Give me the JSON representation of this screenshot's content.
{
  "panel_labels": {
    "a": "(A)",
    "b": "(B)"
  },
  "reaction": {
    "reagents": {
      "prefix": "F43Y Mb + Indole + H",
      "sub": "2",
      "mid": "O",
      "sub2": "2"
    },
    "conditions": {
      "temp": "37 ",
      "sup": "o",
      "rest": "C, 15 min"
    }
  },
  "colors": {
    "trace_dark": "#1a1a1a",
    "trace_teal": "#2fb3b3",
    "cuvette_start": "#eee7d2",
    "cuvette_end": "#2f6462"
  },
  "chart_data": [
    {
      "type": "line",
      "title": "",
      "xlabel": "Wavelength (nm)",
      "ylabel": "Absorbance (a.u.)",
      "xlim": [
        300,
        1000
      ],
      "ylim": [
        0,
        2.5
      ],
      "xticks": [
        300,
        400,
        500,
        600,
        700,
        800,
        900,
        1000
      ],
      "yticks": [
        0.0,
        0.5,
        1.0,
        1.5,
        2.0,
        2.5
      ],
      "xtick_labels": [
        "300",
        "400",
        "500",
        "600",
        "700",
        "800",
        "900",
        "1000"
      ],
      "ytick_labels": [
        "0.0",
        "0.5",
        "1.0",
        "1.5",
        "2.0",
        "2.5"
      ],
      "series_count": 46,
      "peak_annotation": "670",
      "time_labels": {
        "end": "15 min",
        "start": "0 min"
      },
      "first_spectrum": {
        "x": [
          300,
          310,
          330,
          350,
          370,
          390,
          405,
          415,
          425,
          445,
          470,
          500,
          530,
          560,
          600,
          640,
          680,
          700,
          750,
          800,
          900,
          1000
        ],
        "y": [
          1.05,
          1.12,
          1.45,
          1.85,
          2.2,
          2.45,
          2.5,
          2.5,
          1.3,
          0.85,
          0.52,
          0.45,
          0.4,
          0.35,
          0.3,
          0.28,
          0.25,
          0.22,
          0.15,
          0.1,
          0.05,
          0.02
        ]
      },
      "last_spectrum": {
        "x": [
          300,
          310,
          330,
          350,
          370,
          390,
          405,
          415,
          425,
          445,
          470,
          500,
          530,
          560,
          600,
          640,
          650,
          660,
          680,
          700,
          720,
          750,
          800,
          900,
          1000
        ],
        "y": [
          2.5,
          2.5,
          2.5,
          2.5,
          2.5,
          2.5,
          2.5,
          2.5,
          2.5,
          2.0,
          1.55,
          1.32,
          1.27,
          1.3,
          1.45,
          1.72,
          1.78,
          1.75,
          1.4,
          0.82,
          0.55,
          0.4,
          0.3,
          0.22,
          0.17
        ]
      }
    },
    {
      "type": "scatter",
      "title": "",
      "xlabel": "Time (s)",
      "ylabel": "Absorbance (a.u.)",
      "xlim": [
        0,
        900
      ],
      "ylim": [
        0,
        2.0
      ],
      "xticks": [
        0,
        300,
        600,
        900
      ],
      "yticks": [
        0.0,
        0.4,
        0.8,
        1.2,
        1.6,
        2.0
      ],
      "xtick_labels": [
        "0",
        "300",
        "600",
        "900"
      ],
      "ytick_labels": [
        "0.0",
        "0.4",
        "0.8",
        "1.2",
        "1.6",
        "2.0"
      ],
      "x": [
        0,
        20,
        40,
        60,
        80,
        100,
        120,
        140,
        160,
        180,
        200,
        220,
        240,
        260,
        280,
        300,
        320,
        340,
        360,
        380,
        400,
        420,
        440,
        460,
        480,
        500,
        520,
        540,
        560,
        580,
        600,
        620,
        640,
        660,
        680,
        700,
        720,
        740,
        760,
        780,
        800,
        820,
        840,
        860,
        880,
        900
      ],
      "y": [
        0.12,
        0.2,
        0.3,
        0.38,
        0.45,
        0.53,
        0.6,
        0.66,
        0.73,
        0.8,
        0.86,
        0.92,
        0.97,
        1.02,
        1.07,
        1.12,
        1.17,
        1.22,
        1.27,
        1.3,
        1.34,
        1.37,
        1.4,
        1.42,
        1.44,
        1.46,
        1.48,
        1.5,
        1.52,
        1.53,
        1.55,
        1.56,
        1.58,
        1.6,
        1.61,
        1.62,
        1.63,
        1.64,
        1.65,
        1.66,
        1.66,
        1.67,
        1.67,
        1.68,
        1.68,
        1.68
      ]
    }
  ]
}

TASK TO COMPLETE »
Copy every line of the records word for word.

RESULT OF THIS TASK »
Give me the JSON representation of this screenshot's content.
{
  "panel_labels": {
    "a": "(A)",
    "b": "(B)"
  },
  "reaction": {
    "reagents": {
      "prefix": "F43Y Mb + Indole + H",
      "sub": "2",
      "mid": "O",
      "sub2": "2"
    },
    "conditions": {
      "temp": "37 ",
      "sup": "o",
      "rest": "C, 15 min"
    }
  },
  "colors": {
    "trace_dark": "#1a1a1a",
    "trace_teal": "#2fb3b3",
    "cuvette_start": "#eee7d2",
    "cuvette_end": "#2f6462"
  },
  "chart_data": [
    {
      "type": "line",
      "title": "",
      "xlabel": "Wavelength (nm)",
      "ylabel": "Absorbance (a.u.)",
      "xlim": [
        300,
        1000
      ],
      "ylim": [
        0,
        2.5
      ],
      "xticks": [
        300,
        400,
        500,
        600,
        700,
        800,
        900,
        1000
      ],
      "yticks": [
        0.0,
        0.5,
        1.0,
        1.5,
        2.0,
        2.5
      ],
      "xtick_labels": [
        "300",
        "400",
        "500",
        "600",
        "700",
        "800",
        "900",
        "1000"
      ],
      "ytick_labels": [
        "0.0",
        "0.5",
        "1.0",
        "1.5",
        "2.0",
        "2.5"
      ],
      "series_count": 46,
      "peak_annotation": "670",
      "time_labels": {
        "end": "15 min",
        "start": "0 min"
      },
      "first_spectrum": {
        "x": [
          300,
          310,
          330,
          350,
          370,
          390,
          405,
          415,
          425,
          445,
          470,
          500,
          530,
          560,
          600,
          640,
          680,
          700,
          750,
          800,
          900,
          1000
        ],
        "y": [
          1.05,
          1.12,
          1.45,
          1.85,
          2.2,
          2.45,
          2.5,
          2.5,
          1.3,
          0.85,
          0.52,
          0.45,
          0.4,
          0.35,
          0.3,
          0.28,
          0.25,
          0.22,
          0.15,
          0.1,
          0.05,
          0.02
        ]
      },
      "last_spectrum": {
        "x": [
          300,
          310,
          330,
          350,
          370,
          390,
          405,
          415,
          425,
          445,
          470,
          500,
          530,
          560,
          600,
          640,
          650,
          660,
          680,
          700,
          720,
          750,
          800,
          900,
          1000
        ],
        "y": [
          2.5,
          2.5,
          2.5,
          2.5,
          2.5,
          2.5,
          2.5,
          2.5,
          2.5,
          2.0,
          1.55,
          1.32,
          1.27,
          1.3,
          1.45,
          1.72,
          1.78,
          1.75,
          1.4,
          0.82,
          0.55,
          0.4,
          0.3,
          0.22,
          0.17
        ]
      }
    },
    {
      "type": "scatter",
      "title": "",
      "xlabel": "Time (s)",
      "ylabel": "Absorbance (a.u.)",
      "xlim": [
        0,
        900
      ],
      "ylim": [
        0,
        2.0
      ],
      "xticks": [
        0,
        300,
        600,
        900
      ],
      "yticks": [
        0.0,
        0.4,
        0.8,
        1.2,
        1.6,
        2.0
      ],
      "xtick_labels": [
        "0",
        "300",
        "600",
        "900"
      ],
      "ytick_labels": [
        "0.0",
        "0.4",
        "0.8",
        "1.2",
        "1.6",
        "2.0"
      ],
      "x": [
        0,
        20,
        40,
        60,
        80,
        100,
        120,
        140,
        160,
        180,
        200,
        220,
        240,
        260,
        280,
        300,
        320,
        340,
        360,
        380,
        400,
        420,
        440,
        460,
        480,
        500,
        520,
        540,
        560,
        580,
        600,
        620,
        640,
        660,
        680,
        700,
        720,
        740,
        760,
        780,
        800,
        820,
        840,
        860,
        880,
        900
      ],
      "y": [
        0.12,
        0.2,
        0.3,
        0.38,
        0.45,
        0.53,
        0.6,
        0.66,
        0.73,
        0.8,
        0.86,
        0.92,
        0.97,
        1.02,
        1.07,
        1.12,
        1.17,
        1.22,
        1.27,
        1.3,
        1.34,
        1.37,
        1.4,
        1.42,
        1.44,
        1.46,
        1.48,
        1.5,
        1.52,
        1.53,
        1.55,
        1.56,
        1.58,
        1.6,
        1.61,
        1.62,
        1.63,
        1.64,
        1.65,
        1.66,
        1.66,
        1.67,
        1.67,
        1.68,
        1.68,
        1.68
      ]
    }
  ]
}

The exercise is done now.